**Recorded information**
--------------------------------
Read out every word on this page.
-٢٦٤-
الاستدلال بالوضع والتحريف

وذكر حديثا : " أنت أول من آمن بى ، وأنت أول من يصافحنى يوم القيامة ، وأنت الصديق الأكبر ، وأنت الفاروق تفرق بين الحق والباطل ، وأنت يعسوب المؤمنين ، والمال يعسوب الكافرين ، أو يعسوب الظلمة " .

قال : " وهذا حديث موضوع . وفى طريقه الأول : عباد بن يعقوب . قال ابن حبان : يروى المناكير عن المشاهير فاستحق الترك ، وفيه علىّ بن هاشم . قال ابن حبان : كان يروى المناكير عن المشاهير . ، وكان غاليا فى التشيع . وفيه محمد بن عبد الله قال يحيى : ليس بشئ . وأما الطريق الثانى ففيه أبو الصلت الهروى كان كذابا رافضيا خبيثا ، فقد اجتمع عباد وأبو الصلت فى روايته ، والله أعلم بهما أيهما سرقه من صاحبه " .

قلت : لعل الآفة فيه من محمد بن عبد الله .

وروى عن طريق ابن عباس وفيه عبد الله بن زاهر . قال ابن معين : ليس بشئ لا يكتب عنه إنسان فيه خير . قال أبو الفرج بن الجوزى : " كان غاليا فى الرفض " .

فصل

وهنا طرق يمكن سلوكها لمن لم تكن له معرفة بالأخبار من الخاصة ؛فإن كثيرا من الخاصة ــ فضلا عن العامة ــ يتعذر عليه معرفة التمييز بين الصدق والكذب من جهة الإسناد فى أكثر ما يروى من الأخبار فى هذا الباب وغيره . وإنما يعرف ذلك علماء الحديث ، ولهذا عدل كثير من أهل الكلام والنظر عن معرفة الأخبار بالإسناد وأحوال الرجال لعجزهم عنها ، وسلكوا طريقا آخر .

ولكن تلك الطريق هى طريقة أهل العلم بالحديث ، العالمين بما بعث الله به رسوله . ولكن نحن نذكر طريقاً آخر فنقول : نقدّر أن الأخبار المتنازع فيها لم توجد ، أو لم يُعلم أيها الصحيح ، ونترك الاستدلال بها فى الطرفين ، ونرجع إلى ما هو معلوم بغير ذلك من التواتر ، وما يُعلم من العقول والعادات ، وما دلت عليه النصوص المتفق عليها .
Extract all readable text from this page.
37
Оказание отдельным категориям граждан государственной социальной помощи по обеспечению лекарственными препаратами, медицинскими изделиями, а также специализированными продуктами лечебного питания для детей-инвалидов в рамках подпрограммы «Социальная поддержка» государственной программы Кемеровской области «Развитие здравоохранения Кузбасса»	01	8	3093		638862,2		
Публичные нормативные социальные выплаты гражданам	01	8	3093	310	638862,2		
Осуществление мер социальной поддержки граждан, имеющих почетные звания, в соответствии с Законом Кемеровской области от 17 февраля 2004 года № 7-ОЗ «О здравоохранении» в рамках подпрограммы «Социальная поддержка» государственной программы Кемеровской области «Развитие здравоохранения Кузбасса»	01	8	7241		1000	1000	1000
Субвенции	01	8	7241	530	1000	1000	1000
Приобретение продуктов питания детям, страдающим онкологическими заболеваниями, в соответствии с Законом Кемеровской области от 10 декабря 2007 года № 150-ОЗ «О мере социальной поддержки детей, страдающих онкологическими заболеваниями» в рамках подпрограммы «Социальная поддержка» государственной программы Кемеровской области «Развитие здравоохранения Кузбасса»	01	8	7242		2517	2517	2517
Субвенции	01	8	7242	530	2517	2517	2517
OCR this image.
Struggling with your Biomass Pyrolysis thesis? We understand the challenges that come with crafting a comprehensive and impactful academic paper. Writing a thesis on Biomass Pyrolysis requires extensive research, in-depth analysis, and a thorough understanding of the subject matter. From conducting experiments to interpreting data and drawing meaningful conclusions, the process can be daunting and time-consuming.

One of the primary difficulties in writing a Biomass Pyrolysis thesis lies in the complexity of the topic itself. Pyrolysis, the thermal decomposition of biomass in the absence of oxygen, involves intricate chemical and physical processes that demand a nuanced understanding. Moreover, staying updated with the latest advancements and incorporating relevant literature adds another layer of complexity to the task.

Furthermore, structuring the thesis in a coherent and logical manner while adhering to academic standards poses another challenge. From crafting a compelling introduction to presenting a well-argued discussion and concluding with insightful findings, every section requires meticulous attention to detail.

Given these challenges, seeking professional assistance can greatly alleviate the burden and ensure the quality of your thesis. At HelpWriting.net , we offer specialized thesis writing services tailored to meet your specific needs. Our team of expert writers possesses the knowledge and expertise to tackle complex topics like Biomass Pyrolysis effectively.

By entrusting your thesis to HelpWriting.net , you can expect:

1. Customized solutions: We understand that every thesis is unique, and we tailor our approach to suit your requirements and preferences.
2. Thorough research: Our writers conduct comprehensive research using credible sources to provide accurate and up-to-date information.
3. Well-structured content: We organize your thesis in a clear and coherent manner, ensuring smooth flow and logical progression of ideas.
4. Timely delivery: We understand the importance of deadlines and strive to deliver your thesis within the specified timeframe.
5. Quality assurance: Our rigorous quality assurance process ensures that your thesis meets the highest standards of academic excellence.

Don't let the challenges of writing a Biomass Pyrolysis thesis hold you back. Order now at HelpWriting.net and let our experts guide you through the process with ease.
--------------------------------
Copy all of the data exactly.

**Full response**
Read out every word on this page.
-٢٦٤-
الاستدلال بالوضع والتحريف

وذكر حديثا : " أنت أول من آمن بى ، وأنت أول من يصافحنى يوم القيامة ، وأنت الصديق الأكبر ، وأنت الفاروق تفرق بين الحق والباطل ، وأنت يعسوب المؤمنين ، والمال يعسوب الكافرين ، أو يعسوب الظلمة " .

قال : " وهذا حديث موضوع . وفى طريقه الأول : عباد بن يعقوب . قال ابن حبان : يروى المناكير عن المشاهير فاستحق الترك ، وفيه علىّ بن هاشم . قال ابن حبان : كان يروى المناكير عن المشاهير . ، وكان غاليا فى التشيع . وفيه محمد بن عبد الله قال يحيى : ليس بشئ . وأما الطريق الثانى ففيه أبو الصلت الهروى كان كذابا رافضيا خبيثا ، فقد اجتمع عباد وأبو الصلت فى روايته ، والله أعلم بهما أيهما سرقه من صاحبه " .

قلت : لعل الآفة فيه من محمد بن عبد الله .

وروى عن طريق ابن عباس وفيه عبد الله بن زاهر . قال ابن معين : ليس بشئ لا يكتب عنه إنسان فيه خير . قال أبو الفرج بن الجوزى : " كان غاليا فى الرفض " .

فصل

وهنا طرق يمكن سلوكها لمن لم تكن له معرفة بالأخبار من الخاصة ؛فإن كثيرا من الخاصة ــ فضلا عن العامة ــ يتعذر عليه معرفة التمييز بين الصدق والكذب من جهة الإسناد فى أكثر ما يروى من الأخبار فى هذا الباب وغيره . وإنما يعرف ذلك علماء الحديث ، ولهذا عدل كثير من أهل الكلام والنظر عن معرفة الأخبار بالإسناد وأحوال الرجال لعجزهم عنها ، وسلكوا طريقا آخر .

ولكن تلك الطريق هى طريقة أهل العلم بالحديث ، العالمين بما بعث الله به رسوله . ولكن نحن نذكر طريقاً آخر فنقول : نقدّر أن الأخبار المتنازع فيها لم توجد ، أو لم يُعلم أيها الصحيح ، ونترك الاستدلال بها فى الطرفين ، ونرجع إلى ما هو معلوم بغير ذلك من التواتر ، وما يُعلم من العقول والعادات ، وما دلت عليه النصوص المتفق عليها .
Extract all readable text from this page.
37
Оказание отдельным категориям граждан государственной социальной помощи по обеспечению лекарственными препаратами, медицинскими изделиями, а также специализированными продуктами лечебного питания для детей-инвалидов в рамках подпрограммы «Социальная поддержка» государственной программы Кемеровской области «Развитие здравоохранения Кузбасса»	01	8	3093		638862,2		
Публичные нормативные социальные выплаты гражданам	01	8	3093	310	638862,2		
Осуществление мер социальной поддержки граждан, имеющих почетные звания, в соответствии с Законом Кемеровской области от 17 февраля 2004 года № 7-ОЗ «О здравоохранении» в рамках подпрограммы «Социальная поддержка» государственной программы Кемеровской области «Развитие здравоохранения Кузбасса»	01	8	7241		1000	1000	1000
Субвенции	01	8	7241	530	1000	1000	1000
Приобретение продуктов питания детям, страдающим онкологическими заболеваниями, в соответствии с Законом Кемеровской области от 10 декабря 2007 года № 150-ОЗ «О мере социальной поддержки детей, страдающих онкологическими заболеваниями» в рамках подпрограммы «Социальная поддержка» государственной программы Кемеровской области «Развитие здравоохранения Кузбасса»	01	8	7242		2517	2517	2517
Субвенции	01	8	7242	530	2517	2517	2517
OCR this image.
Struggling with your Biomass Pyrolysis thesis? We understand the challenges that come with crafting a comprehensive and impactful academic paper. Writing a thesis on Biomass Pyrolysis requires extensive research, in-depth analysis, and a thorough understanding of the subject matter. From conducting experiments to interpreting data and drawing meaningful conclusions, the process can be daunting and time-consuming.

One of the primary difficulties in writing a Biomass Pyrolysis thesis lies in the complexity of the topic itself. Pyrolysis, the thermal decomposition of biomass in the absence of oxygen, involves intricate chemical and physical processes that demand a nuanced understanding. Moreover, staying updated with the latest advancements and incorporating relevant literature adds another layer of complexity to the task.

Furthermore, structuring the thesis in a coherent and logical manner while adhering to academic standards poses another challenge. From crafting a compelling introduction to presenting a well-argued discussion and concluding with insightful findings, every section requires meticulous attention to detail.

Given these challenges, seeking professional assistance can greatly alleviate the burden and ensure the quality of your thesis. At HelpWriting.net , we offer specialized thesis writing services tailored to meet your specific needs. Our team of expert writers possesses the knowledge and expertise to tackle complex topics like Biomass Pyrolysis effectively.

By entrusting your thesis to HelpWriting.net , you can expect:

1. Customized solutions: We understand that every thesis is unique, and we tailor our approach to suit your requirements and preferences.
2. Thorough research: Our writers conduct comprehensive research using credible sources to provide accurate and up-to-date information.
3. Well-structured content: We organize your thesis in a clear and coherent manner, ensuring smooth flow and logical progression of ideas.
4. Timely delivery: We understand the importance of deadlines and strive to deliver your thesis within the specified timeframe.
5. Quality assurance: Our rigorous quality assurance process ensures that your thesis meets the highest standards of academic excellence.

Don't let the challenges of writing a Biomass Pyrolysis thesis hold you back. Order now at HelpWriting.net and let our experts guide you through the process with ease.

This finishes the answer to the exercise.